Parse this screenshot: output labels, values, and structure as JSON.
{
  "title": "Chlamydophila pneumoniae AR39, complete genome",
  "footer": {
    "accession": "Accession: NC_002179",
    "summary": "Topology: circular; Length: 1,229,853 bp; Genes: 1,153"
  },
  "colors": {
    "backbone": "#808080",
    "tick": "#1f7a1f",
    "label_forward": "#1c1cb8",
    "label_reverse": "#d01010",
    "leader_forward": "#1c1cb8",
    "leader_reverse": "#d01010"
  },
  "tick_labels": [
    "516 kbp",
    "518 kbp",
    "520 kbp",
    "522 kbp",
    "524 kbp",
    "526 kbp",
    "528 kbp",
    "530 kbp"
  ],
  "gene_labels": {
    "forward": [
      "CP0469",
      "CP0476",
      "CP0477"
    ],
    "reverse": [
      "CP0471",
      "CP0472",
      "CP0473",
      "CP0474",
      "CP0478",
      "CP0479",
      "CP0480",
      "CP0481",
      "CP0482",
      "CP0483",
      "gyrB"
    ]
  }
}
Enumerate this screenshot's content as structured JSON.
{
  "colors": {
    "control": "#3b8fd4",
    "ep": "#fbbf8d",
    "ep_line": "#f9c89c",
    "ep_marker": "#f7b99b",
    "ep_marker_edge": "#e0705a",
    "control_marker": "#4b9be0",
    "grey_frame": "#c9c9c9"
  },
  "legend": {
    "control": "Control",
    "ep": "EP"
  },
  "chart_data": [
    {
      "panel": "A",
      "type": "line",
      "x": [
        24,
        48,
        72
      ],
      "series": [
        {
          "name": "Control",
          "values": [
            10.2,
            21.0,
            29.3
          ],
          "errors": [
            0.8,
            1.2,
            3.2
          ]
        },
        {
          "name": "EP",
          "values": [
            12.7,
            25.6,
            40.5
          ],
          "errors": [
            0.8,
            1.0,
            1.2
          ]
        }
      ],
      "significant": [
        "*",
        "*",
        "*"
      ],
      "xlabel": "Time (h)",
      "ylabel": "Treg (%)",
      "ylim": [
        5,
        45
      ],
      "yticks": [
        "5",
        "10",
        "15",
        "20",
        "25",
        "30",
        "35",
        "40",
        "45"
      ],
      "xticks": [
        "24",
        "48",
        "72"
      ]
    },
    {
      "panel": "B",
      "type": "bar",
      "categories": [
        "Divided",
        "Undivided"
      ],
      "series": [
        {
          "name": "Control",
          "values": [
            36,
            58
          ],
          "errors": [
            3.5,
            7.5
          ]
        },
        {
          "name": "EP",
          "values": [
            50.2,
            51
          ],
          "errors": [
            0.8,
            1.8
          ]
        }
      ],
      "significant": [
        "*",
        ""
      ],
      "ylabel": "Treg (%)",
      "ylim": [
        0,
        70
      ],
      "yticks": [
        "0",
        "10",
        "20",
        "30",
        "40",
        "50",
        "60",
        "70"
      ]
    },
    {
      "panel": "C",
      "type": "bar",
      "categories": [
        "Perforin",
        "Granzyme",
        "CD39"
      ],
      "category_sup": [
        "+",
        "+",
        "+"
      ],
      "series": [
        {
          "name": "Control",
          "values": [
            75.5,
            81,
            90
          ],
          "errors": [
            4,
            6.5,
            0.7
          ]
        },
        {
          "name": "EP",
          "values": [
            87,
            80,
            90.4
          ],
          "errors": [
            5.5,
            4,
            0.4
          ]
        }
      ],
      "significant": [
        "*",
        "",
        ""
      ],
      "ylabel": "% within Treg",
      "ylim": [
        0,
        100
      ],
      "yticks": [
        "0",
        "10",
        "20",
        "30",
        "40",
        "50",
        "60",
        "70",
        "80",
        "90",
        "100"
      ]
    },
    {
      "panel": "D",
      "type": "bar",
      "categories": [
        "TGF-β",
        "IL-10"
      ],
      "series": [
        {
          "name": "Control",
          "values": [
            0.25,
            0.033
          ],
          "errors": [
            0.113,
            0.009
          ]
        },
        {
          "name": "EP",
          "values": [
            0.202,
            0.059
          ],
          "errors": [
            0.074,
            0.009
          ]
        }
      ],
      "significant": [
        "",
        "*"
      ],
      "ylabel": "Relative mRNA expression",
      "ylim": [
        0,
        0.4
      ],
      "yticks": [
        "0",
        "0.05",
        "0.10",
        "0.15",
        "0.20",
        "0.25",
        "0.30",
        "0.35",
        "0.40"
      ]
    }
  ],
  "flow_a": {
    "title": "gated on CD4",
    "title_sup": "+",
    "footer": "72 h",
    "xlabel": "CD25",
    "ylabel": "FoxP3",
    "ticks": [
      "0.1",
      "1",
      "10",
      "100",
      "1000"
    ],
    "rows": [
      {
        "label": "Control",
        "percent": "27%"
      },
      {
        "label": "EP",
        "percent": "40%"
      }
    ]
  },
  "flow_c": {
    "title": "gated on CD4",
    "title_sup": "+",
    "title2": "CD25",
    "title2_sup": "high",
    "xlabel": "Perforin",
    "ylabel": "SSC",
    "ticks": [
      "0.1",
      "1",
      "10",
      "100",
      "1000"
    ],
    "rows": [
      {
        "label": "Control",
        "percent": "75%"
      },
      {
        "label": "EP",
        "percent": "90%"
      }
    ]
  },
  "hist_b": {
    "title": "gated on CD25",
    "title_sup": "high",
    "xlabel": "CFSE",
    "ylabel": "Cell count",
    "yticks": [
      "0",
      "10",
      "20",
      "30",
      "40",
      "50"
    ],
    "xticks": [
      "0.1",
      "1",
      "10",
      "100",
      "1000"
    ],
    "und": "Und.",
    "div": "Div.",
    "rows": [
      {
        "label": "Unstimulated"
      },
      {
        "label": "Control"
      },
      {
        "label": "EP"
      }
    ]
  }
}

·····

[Exercise instructions]
Restate each line above word for word.

[Solution to this task]
Parse this screenshot: output labels, values, and structure as JSON.
{
  "title": "Chlamydophila pneumoniae AR39, complete genome",
  "footer": {
    "accession": "Accession: NC_002179",
    "summary": "Topology: circular; Length: 1,229,853 bp; Genes: 1,153"
  },
  "colors": {
    "backbone": "#808080",
    "tick": "#1f7a1f",
    "label_forward": "#1c1cb8",
    "label_reverse": "#d01010",
    "leader_forward": "#1c1cb8",
    "leader_reverse": "#d01010"
  },
  "tick_labels": [
    "516 kbp",
    "518 kbp",
    "520 kbp",
    "522 kbp",
    "524 kbp",
    "526 kbp",
    "528 kbp",
    "530 kbp"
  ],
  "gene_labels": {
    "forward": [
      "CP0469",
      "CP0476",
      "CP0477"
    ],
    "reverse": [
      "CP0471",
      "CP0472",
      "CP0473",
      "CP0474",
      "CP0478",
      "CP0479",
      "CP0480",
      "CP0481",
      "CP0482",
      "CP0483",
      "gyrB"
    ]
  }
}
Enumerate this screenshot's content as structured JSON.
{
  "colors": {
    "control": "#3b8fd4",
    "ep": "#fbbf8d",
    "ep_line": "#f9c89c",
    "ep_marker": "#f7b99b",
    "ep_marker_edge": "#e0705a",
    "control_marker": "#4b9be0",
    "grey_frame": "#c9c9c9"
  },
  "legend": {
    "control": "Control",
    "ep": "EP"
  },
  "chart_data": [
    {
      "panel": "A",
      "type": "line",
      "x": [
        24,
        48,
        72
      ],
      "series": [
        {
          "name": "Control",
          "values": [
            10.2,
            21.0,
            29.3
          ],
          "errors": [
            0.8,
            1.2,
            3.2
          ]
        },
        {
          "name": "EP",
          "values": [
            12.7,
            25.6,
            40.5
          ],
          "errors": [
            0.8,
            1.0,
            1.2
          ]
        }
      ],
      "significant": [
        "*",
        "*",
        "*"
      ],
      "xlabel": "Time (h)",
      "ylabel": "Treg (%)",
      "ylim": [
        5,
        45
      ],
      "yticks": [
        "5",
        "10",
        "15",
        "20",
        "25",
        "30",
        "35",
        "40",
        "45"
      ],
      "xticks": [
        "24",
        "48",
        "72"
      ]
    },
    {
      "panel": "B",
      "type": "bar",
      "categories": [
        "Divided",
        "Undivided"
      ],
      "series": [
        {
          "name": "Control",
          "values": [
            36,
            58
          ],
          "errors": [
            3.5,
            7.5
          ]
        },
        {
          "name": "EP",
          "values": [
            50.2,
            51
          ],
          "errors": [
            0.8,
            1.8
          ]
        }
      ],
      "significant": [
        "*",
        ""
      ],
      "ylabel": "Treg (%)",
      "ylim": [
        0,
        70
      ],
      "yticks": [
        "0",
        "10",
        "20",
        "30",
        "40",
        "50",
        "60",
        "70"
      ]
    },
    {
      "panel": "C",
      "type": "bar",
      "categories": [
        "Perforin",
        "Granzyme",
        "CD39"
      ],
      "category_sup": [
        "+",
        "+",
        "+"
      ],
      "series": [
        {
          "name": "Control",
          "values": [
            75.5,
            81,
            90
          ],
          "errors": [
            4,
            6.5,
            0.7
          ]
        },
        {
          "name": "EP",
          "values": [
            87,
            80,
            90.4
          ],
          "errors": [
            5.5,
            4,
            0.4
          ]
        }
      ],
      "significant": [
        "*",
        "",
        ""
      ],
      "ylabel": "% within Treg",
      "ylim": [
        0,
        100
      ],
      "yticks": [
        "0",
        "10",
        "20",
        "30",
        "40",
        "50",
        "60",
        "70",
        "80",
        "90",
        "100"
      ]
    },
    {
      "panel": "D",
      "type": "bar",
      "categories": [
        "TGF-β",
        "IL-10"
      ],
      "series": [
        {
          "name": "Control",
          "values": [
            0.25,
            0.033
          ],
          "errors": [
            0.113,
            0.009
          ]
        },
        {
          "name": "EP",
          "values": [
            0.202,
            0.059
          ],
          "errors": [
            0.074,
            0.009
          ]
        }
      ],
      "significant": [
        "",
        "*"
      ],
      "ylabel": "Relative mRNA expression",
      "ylim": [
        0,
        0.4
      ],
      "yticks": [
        "0",
        "0.05",
        "0.10",
        "0.15",
        "0.20",
        "0.25",
        "0.30",
        "0.35",
        "0.40"
      ]
    }
  ],
  "flow_a": {
    "title": "gated on CD4",
    "title_sup": "+",
    "footer": "72 h",
    "xlabel": "CD25",
    "ylabel": "FoxP3",
    "ticks": [
      "0.1",
      "1",
      "10",
      "100",
      "1000"
    ],
    "rows": [
      {
        "label": "Control",
        "percent": "27%"
      },
      {
        "label": "EP",
        "percent": "40%"
      }
    ]
  },
  "flow_c": {
    "title": "gated on CD4",
    "title_sup": "+",
    "title2": "CD25",
    "title2_sup": "high",
    "xlabel": "Perforin",
    "ylabel": "SSC",
    "ticks": [
      "0.1",
      "1",
      "10",
      "100",
      "1000"
    ],
    "rows": [
      {
        "label": "Control",
        "percent": "75%"
      },
      {
        "label": "EP",
        "percent": "90%"
      }
    ]
  },
  "hist_b": {
    "title": "gated on CD25",
    "title_sup": "high",
    "xlabel": "CFSE",
    "ylabel": "Cell count",
    "yticks": [
      "0",
      "10",
      "20",
      "30",
      "40",
      "50"
    ],
    "xticks": [
      "0.1",
      "1",
      "10",
      "100",
      "1000"
    ],
    "und": "Und.",
    "div": "Div.",
    "rows": [
      {
        "label": "Unstimulated"
      },
      {
        "label": "Control"
      },
      {
        "label": "EP"
      }
    ]
  }
}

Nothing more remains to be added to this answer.